### Short problem
Copy every line of the entries that includes the word "title".

## start Data supplied

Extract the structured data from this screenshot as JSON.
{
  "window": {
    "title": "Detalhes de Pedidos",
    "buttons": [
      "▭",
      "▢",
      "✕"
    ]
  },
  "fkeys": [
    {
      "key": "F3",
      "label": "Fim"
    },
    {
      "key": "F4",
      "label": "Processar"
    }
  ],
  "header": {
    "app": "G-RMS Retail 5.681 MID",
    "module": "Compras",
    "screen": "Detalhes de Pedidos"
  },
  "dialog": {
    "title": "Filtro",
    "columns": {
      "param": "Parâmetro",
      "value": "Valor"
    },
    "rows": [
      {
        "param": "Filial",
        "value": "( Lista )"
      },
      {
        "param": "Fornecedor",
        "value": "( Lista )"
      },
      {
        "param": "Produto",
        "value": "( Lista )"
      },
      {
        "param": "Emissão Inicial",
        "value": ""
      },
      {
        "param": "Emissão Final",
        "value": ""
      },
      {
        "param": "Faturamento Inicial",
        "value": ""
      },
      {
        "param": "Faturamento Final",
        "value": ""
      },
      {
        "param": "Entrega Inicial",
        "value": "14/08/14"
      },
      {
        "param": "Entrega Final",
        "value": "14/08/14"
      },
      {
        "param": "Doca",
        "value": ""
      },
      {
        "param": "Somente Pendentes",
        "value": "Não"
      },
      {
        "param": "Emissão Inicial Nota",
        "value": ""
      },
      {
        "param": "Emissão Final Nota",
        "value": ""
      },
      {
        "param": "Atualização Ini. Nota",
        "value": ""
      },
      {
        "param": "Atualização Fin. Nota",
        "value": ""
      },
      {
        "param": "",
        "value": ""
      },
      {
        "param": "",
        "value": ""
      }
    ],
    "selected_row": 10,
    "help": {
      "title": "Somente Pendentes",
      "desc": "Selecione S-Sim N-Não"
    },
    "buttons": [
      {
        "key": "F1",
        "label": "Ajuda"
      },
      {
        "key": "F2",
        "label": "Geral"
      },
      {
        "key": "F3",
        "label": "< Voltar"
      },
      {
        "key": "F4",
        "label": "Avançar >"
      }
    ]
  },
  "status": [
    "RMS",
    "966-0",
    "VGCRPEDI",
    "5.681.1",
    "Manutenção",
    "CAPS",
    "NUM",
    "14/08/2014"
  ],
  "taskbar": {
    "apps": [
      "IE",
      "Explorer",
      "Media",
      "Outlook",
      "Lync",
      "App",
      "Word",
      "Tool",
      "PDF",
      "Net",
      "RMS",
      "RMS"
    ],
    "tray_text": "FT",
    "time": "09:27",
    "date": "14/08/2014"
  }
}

## end Data supplied

### Answer for this exercise
    "title": "Detalhes de Pedidos",
    "title": "Filtro",
      "title": "Somente Pendentes",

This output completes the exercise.